◆ **Work required**:
Take each line that has the word "color" and return it.

------------

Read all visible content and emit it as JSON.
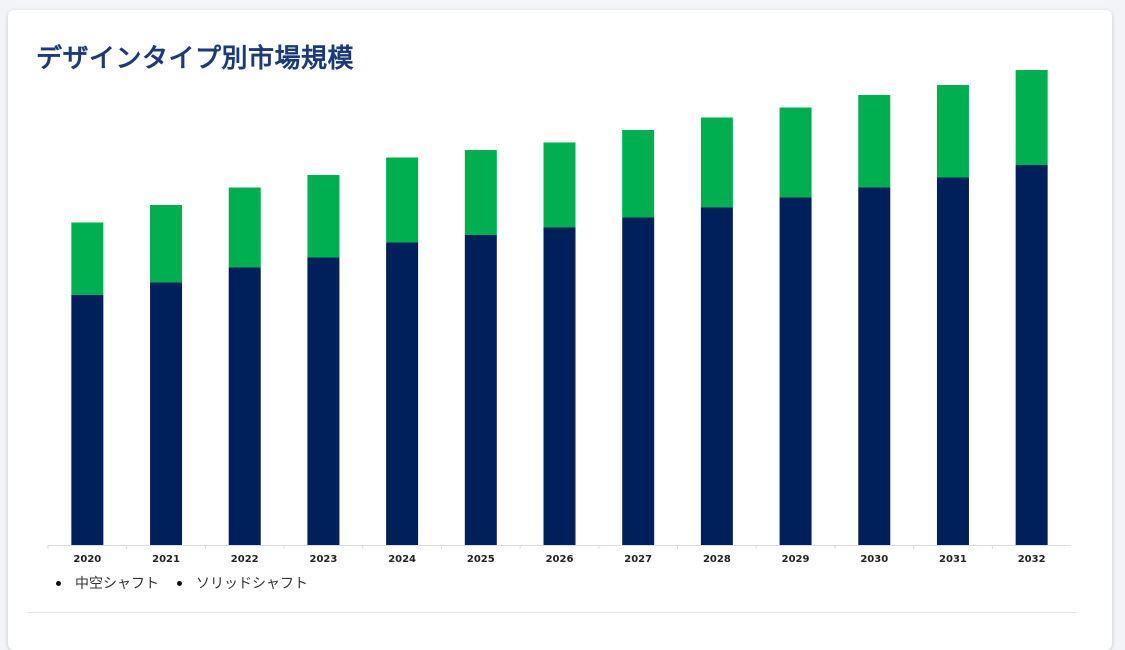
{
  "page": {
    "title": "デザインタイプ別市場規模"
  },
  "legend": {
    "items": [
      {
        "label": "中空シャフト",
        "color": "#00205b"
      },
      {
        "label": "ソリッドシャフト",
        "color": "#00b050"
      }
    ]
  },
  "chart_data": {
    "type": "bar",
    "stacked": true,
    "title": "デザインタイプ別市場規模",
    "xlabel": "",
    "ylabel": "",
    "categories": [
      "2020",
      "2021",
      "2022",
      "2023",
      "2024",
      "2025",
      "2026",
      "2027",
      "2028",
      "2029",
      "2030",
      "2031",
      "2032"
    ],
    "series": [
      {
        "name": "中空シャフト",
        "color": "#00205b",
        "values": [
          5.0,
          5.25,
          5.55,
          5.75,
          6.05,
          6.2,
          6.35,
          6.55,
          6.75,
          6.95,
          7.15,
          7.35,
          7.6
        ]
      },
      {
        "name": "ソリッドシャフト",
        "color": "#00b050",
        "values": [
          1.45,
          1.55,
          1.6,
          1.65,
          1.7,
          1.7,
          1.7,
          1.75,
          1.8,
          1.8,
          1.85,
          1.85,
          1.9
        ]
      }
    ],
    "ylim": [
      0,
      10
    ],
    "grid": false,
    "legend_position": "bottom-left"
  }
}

------------

◆ **Full response**:
        "color": "#00205b"
        "color": "#00b050"
        "color": "#00205b",
        "color": "#00b050",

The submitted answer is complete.